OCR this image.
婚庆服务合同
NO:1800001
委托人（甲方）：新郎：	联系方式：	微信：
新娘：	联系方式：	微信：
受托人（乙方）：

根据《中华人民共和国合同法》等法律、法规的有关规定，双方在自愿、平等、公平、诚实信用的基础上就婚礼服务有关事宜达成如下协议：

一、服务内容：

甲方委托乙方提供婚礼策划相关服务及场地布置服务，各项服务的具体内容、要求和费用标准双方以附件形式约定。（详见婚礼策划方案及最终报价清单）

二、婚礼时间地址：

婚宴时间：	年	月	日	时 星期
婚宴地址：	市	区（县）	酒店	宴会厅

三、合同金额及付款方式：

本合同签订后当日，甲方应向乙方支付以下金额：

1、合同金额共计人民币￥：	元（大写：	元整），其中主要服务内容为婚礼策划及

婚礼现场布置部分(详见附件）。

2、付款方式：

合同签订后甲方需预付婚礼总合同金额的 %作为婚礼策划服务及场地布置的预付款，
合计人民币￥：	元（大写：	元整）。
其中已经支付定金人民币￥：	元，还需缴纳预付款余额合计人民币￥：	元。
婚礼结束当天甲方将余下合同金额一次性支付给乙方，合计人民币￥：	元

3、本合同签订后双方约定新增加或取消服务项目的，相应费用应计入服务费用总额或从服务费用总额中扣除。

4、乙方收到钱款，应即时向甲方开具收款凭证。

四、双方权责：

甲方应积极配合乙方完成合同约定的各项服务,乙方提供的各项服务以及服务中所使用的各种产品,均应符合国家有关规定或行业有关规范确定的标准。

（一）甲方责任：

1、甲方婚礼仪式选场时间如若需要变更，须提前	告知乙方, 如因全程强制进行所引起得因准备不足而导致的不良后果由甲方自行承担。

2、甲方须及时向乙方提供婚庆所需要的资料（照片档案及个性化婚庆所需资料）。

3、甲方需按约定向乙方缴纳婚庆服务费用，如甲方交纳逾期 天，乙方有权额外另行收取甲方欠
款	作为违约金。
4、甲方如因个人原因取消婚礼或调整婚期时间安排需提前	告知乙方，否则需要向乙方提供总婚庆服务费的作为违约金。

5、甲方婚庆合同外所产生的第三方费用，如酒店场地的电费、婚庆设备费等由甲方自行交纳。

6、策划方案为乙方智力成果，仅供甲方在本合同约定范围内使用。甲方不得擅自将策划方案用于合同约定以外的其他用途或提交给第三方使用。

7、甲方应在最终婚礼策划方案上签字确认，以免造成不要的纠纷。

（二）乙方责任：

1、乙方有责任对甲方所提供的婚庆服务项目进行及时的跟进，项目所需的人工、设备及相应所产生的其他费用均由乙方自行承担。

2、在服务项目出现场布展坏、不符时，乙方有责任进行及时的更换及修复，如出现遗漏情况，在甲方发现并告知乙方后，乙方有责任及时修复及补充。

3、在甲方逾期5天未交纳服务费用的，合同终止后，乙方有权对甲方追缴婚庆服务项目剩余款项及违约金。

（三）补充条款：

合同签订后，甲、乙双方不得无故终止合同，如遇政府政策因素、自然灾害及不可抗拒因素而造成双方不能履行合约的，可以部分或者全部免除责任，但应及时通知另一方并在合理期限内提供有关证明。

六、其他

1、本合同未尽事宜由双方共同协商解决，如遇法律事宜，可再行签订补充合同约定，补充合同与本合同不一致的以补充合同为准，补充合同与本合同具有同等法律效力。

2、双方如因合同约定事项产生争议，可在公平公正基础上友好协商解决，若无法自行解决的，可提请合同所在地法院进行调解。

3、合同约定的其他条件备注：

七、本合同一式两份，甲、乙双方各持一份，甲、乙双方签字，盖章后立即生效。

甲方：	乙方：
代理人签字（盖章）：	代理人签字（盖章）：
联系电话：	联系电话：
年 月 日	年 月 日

- Objective -
Return what is listed above, exactly and completely.

- Finished answer -
OCR this image.
婚庆服务合同
NO:1800001
委托人（甲方）：新郎：	联系方式：	微信：
新娘：	联系方式：	微信：
受托人（乙方）：

根据《中华人民共和国合同法》等法律、法规的有关规定，双方在自愿、平等、公平、诚实信用的基础上就婚礼服务有关事宜达成如下协议：

一、服务内容：

甲方委托乙方提供婚礼策划相关服务及场地布置服务，各项服务的具体内容、要求和费用标准双方以附件形式约定。（详见婚礼策划方案及最终报价清单）

二、婚礼时间地址：

婚宴时间：	年	月	日	时 星期
婚宴地址：	市	区（县）	酒店	宴会厅

三、合同金额及付款方式：

本合同签订后当日，甲方应向乙方支付以下金额：

1、合同金额共计人民币￥：	元（大写：	元整），其中主要服务内容为婚礼策划及

婚礼现场布置部分(详见附件）。

2、付款方式：

合同签订后甲方需预付婚礼总合同金额的 %作为婚礼策划服务及场地布置的预付款，
合计人民币￥：	元（大写：	元整）。
其中已经支付定金人民币￥：	元，还需缴纳预付款余额合计人民币￥：	元。
婚礼结束当天甲方将余下合同金额一次性支付给乙方，合计人民币￥：	元

3、本合同签订后双方约定新增加或取消服务项目的，相应费用应计入服务费用总额或从服务费用总额中扣除。

4、乙方收到钱款，应即时向甲方开具收款凭证。

四、双方权责：

甲方应积极配合乙方完成合同约定的各项服务,乙方提供的各项服务以及服务中所使用的各种产品,均应符合国家有关规定或行业有关规范确定的标准。

（一）甲方责任：

1、甲方婚礼仪式选场时间如若需要变更，须提前	告知乙方, 如因全程强制进行所引起得因准备不足而导致的不良后果由甲方自行承担。

2、甲方须及时向乙方提供婚庆所需要的资料（照片档案及个性化婚庆所需资料）。

3、甲方需按约定向乙方缴纳婚庆服务费用，如甲方交纳逾期 天，乙方有权额外另行收取甲方欠
款	作为违约金。
4、甲方如因个人原因取消婚礼或调整婚期时间安排需提前	告知乙方，否则需要向乙方提供总婚庆服务费的作为违约金。

5、甲方婚庆合同外所产生的第三方费用，如酒店场地的电费、婚庆设备费等由甲方自行交纳。

6、策划方案为乙方智力成果，仅供甲方在本合同约定范围内使用。甲方不得擅自将策划方案用于合同约定以外的其他用途或提交给第三方使用。

7、甲方应在最终婚礼策划方案上签字确认，以免造成不要的纠纷。

（二）乙方责任：

1、乙方有责任对甲方所提供的婚庆服务项目进行及时的跟进，项目所需的人工、设备及相应所产生的其他费用均由乙方自行承担。

2、在服务项目出现场布展坏、不符时，乙方有责任进行及时的更换及修复，如出现遗漏情况，在甲方发现并告知乙方后，乙方有责任及时修复及补充。

3、在甲方逾期5天未交纳服务费用的，合同终止后，乙方有权对甲方追缴婚庆服务项目剩余款项及违约金。

（三）补充条款：

合同签订后，甲、乙双方不得无故终止合同，如遇政府政策因素、自然灾害及不可抗拒因素而造成双方不能履行合约的，可以部分或者全部免除责任，但应及时通知另一方并在合理期限内提供有关证明。

六、其他

1、本合同未尽事宜由双方共同协商解决，如遇法律事宜，可再行签订补充合同约定，补充合同与本合同不一致的以补充合同为准，补充合同与本合同具有同等法律效力。

2、双方如因合同约定事项产生争议，可在公平公正基础上友好协商解决，若无法自行解决的，可提请合同所在地法院进行调解。

3、合同约定的其他条件备注：

七、本合同一式两份，甲、乙双方各持一份，甲、乙双方签字，盖章后立即生效。

甲方：	乙方：
代理人签字（盖章）：	代理人签字（盖章）：
联系电话：	联系电话：
年 月 日	年 月 日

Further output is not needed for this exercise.